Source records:

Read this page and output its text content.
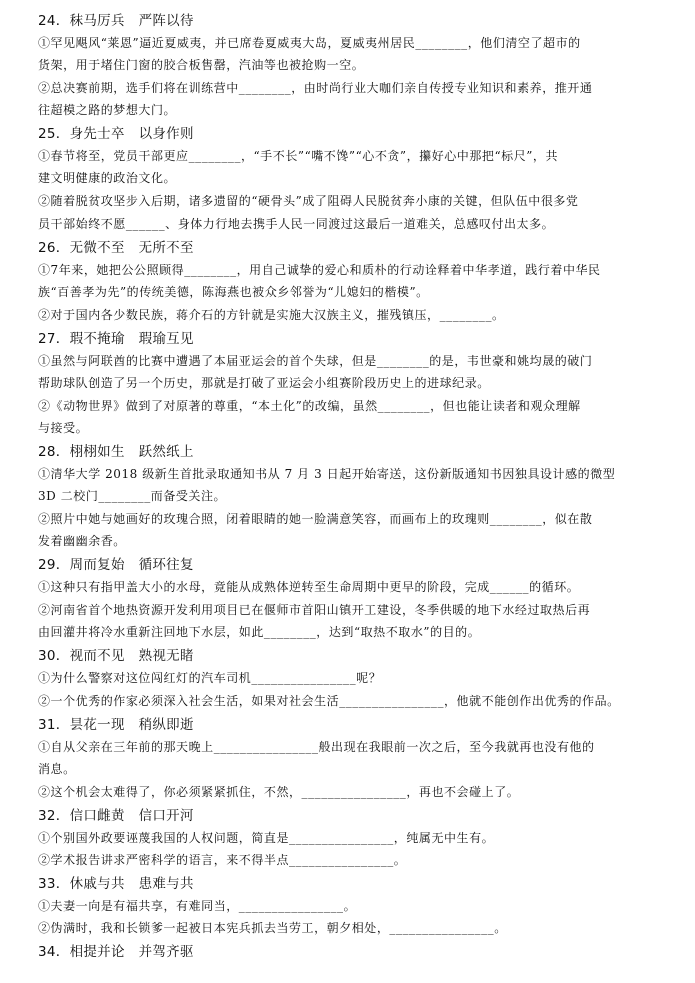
24．秣马厉兵　严阵以待
①罕见飓风“莱恩”逼近夏威夷，并已席卷夏威夷大岛，夏威夷州居民________，他们清空了超市的
货架，用于堵住门窗的胶合板售罄，汽油等也被抢购一空。
②总决赛前期，选手们将在训练营中________，由时尚行业大咖们亲自传授专业知识和素养，推开通
往超模之路的梦想大门。
25．身先士卒　以身作则
①春节将至，党员干部更应________，“手不长”“嘴不馋”“心不贪”，攥好心中那把“标尺”，共
建文明健康的政治文化。
②随着脱贫攻坚步入后期，诸多遗留的“硬骨头”成了阻碍人民脱贫奔小康的关键，但队伍中很多党
员干部始终不愿______、身体力行地去携手人民一同渡过这最后一道难关，总感叹付出太多。
26．无微不至　无所不至
①7年来，她把公公照顾得________，用自己诚挚的爱心和质朴的行动诠释着中华孝道，践行着中华民
族“百善孝为先”的传统美德，陈海燕也被众乡邻誉为“儿媳妇的楷模”。
②对于国内各少数民族，蒋介石的方针就是实施大汉族主义，摧残镇压，________。
27．瑕不掩瑜　瑕瑜互见
①虽然与阿联酋的比赛中遭遇了本届亚运会的首个失球，但是________的是，韦世豪和姚均晟的破门
帮助球队创造了另一个历史，那就是打破了亚运会小组赛阶段历史上的进球纪录。
②《动物世界》做到了对原著的尊重，“本土化”的改编，虽然________，但也能让读者和观众理解
与接受。
28．栩栩如生　跃然纸上
①清华大学 2018 级新生首批录取通知书从 7 月 3 日起开始寄送，这份新版通知书因独具设计感的微型
3D 二校门________而备受关注。
②照片中她与她画好的玫瑰合照，闭着眼睛的她一脸满意笑容，而画布上的玫瑰则________，似在散
发着幽幽余香。
29．周而复始　循环往复
①这种只有指甲盖大小的水母，竟能从成熟体逆转至生命周期中更早的阶段，完成______的循环。
②河南省首个地热资源开发利用项目已在偃师市首阳山镇开工建设，冬季供暖的地下水经过取热后再
由回灌井将冷水重新注回地下水层，如此________，达到“取热不取水”的目的。
30．视而不见　熟视无睹
①为什么警察对这位闯红灯的汽车司机________________呢？
②一个优秀的作家必须深入社会生活，如果对社会生活________________，他就不能创作出优秀的作品。
31．昙花一现　稍纵即逝
①自从父亲在三年前的那天晚上________________般出现在我眼前一次之后，至今我就再也没有他的
消息。
②这个机会太难得了，你必须紧紧抓住，不然，________________，再也不会碰上了。
32．信口雌黄　信口开河
①个别国外政要诬蔑我国的人权问题，简直是________________，纯属无中生有。
②学术报告讲求严密科学的语言，来不得半点________________。
33．休戚与共　患难与共
①夫妻一向是有福共享，有难同当，________________。
②伪满时，我和长锁爹一起被日本宪兵抓去当劳工，朝夕相处，________________。
34．相提并论　并驾齐驱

REQUIREMENT » An exact transcription of all the entries is required, without the pictures.

FINISHED ANSWER »
Read this page and output its text content.
24．秣马厉兵　严阵以待
①罕见飓风“莱恩”逼近夏威夷，并已席卷夏威夷大岛，夏威夷州居民________，他们清空了超市的
货架，用于堵住门窗的胶合板售罄，汽油等也被抢购一空。
②总决赛前期，选手们将在训练营中________，由时尚行业大咖们亲自传授专业知识和素养，推开通
往超模之路的梦想大门。
25．身先士卒　以身作则
①春节将至，党员干部更应________，“手不长”“嘴不馋”“心不贪”，攥好心中那把“标尺”，共
建文明健康的政治文化。
②随着脱贫攻坚步入后期，诸多遗留的“硬骨头”成了阻碍人民脱贫奔小康的关键，但队伍中很多党
员干部始终不愿______、身体力行地去携手人民一同渡过这最后一道难关，总感叹付出太多。
26．无微不至　无所不至
①7年来，她把公公照顾得________，用自己诚挚的爱心和质朴的行动诠释着中华孝道，践行着中华民
族“百善孝为先”的传统美德，陈海燕也被众乡邻誉为“儿媳妇的楷模”。
②对于国内各少数民族，蒋介石的方针就是实施大汉族主义，摧残镇压，________。
27．瑕不掩瑜　瑕瑜互见
①虽然与阿联酋的比赛中遭遇了本届亚运会的首个失球，但是________的是，韦世豪和姚均晟的破门
帮助球队创造了另一个历史，那就是打破了亚运会小组赛阶段历史上的进球纪录。
②《动物世界》做到了对原著的尊重，“本土化”的改编，虽然________，但也能让读者和观众理解
与接受。
28．栩栩如生　跃然纸上
①清华大学 2018 级新生首批录取通知书从 7 月 3 日起开始寄送，这份新版通知书因独具设计感的微型
3D 二校门________而备受关注。
②照片中她与她画好的玫瑰合照，闭着眼睛的她一脸满意笑容，而画布上的玫瑰则________，似在散
发着幽幽余香。
29．周而复始　循环往复
①这种只有指甲盖大小的水母，竟能从成熟体逆转至生命周期中更早的阶段，完成______的循环。
②河南省首个地热资源开发利用项目已在偃师市首阳山镇开工建设，冬季供暖的地下水经过取热后再
由回灌井将冷水重新注回地下水层，如此________，达到“取热不取水”的目的。
30．视而不见　熟视无睹
①为什么警察对这位闯红灯的汽车司机________________呢？
②一个优秀的作家必须深入社会生活，如果对社会生活________________，他就不能创作出优秀的作品。
31．昙花一现　稍纵即逝
①自从父亲在三年前的那天晚上________________般出现在我眼前一次之后，至今我就再也没有他的
消息。
②这个机会太难得了，你必须紧紧抓住，不然，________________，再也不会碰上了。
32．信口雌黄　信口开河
①个别国外政要诬蔑我国的人权问题，简直是________________，纯属无中生有。
②学术报告讲求严密科学的语言，来不得半点________________。
33．休戚与共　患难与共
①夫妻一向是有福共享，有难同当，________________。
②伪满时，我和长锁爹一起被日本宪兵抓去当劳工，朝夕相处，________________。
34．相提并论　并驾齐驱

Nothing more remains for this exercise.